→ WHAT TO PRODUCE
Pick out each line in the records below that contains the word "Cairo", and copy those lines.

-- start of MATERIAL PROVIDED --

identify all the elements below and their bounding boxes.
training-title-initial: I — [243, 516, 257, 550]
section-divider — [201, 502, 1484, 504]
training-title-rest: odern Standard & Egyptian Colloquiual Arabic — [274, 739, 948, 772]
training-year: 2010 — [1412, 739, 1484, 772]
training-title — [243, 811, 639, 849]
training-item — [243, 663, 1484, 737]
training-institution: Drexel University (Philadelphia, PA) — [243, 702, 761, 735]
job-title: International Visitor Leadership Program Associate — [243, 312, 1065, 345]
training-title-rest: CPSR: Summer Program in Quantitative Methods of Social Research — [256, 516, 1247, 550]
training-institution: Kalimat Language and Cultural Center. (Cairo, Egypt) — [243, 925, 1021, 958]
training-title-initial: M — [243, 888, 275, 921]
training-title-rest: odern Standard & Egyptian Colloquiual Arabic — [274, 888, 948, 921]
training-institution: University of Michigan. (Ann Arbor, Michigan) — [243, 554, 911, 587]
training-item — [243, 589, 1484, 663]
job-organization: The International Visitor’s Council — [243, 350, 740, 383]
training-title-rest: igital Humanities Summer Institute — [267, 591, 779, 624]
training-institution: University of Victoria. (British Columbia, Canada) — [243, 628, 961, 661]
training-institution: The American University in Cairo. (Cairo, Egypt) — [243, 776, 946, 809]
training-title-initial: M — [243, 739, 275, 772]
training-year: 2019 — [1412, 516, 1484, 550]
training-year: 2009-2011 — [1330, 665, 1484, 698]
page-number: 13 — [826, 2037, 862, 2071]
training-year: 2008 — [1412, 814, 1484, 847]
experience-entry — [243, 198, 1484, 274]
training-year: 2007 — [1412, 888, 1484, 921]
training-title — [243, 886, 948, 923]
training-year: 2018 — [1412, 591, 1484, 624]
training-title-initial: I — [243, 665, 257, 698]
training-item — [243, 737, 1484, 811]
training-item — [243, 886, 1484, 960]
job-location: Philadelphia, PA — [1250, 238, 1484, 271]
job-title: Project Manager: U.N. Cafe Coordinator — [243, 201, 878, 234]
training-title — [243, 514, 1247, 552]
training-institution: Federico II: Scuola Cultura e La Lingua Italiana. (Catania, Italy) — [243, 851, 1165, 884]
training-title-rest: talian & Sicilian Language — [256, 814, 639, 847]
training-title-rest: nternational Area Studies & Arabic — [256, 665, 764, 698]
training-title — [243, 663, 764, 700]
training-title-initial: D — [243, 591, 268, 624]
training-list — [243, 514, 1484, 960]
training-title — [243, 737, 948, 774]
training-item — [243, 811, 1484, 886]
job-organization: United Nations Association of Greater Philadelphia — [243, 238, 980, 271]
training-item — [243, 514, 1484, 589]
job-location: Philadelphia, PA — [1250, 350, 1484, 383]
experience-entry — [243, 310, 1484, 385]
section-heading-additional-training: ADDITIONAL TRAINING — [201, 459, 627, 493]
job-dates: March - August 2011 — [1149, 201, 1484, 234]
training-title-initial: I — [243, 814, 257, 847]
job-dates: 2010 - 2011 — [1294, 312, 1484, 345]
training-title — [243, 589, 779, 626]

-- end of MATERIAL PROVIDED --

→ WRITTEN ANSWER
training-institution: Kalimat Language and Cultural Center. (Cairo, Egypt) — [243, 925, 1021, 958]
training-institution: The American University in Cairo. (Cairo, Egypt) — [243, 776, 946, 809]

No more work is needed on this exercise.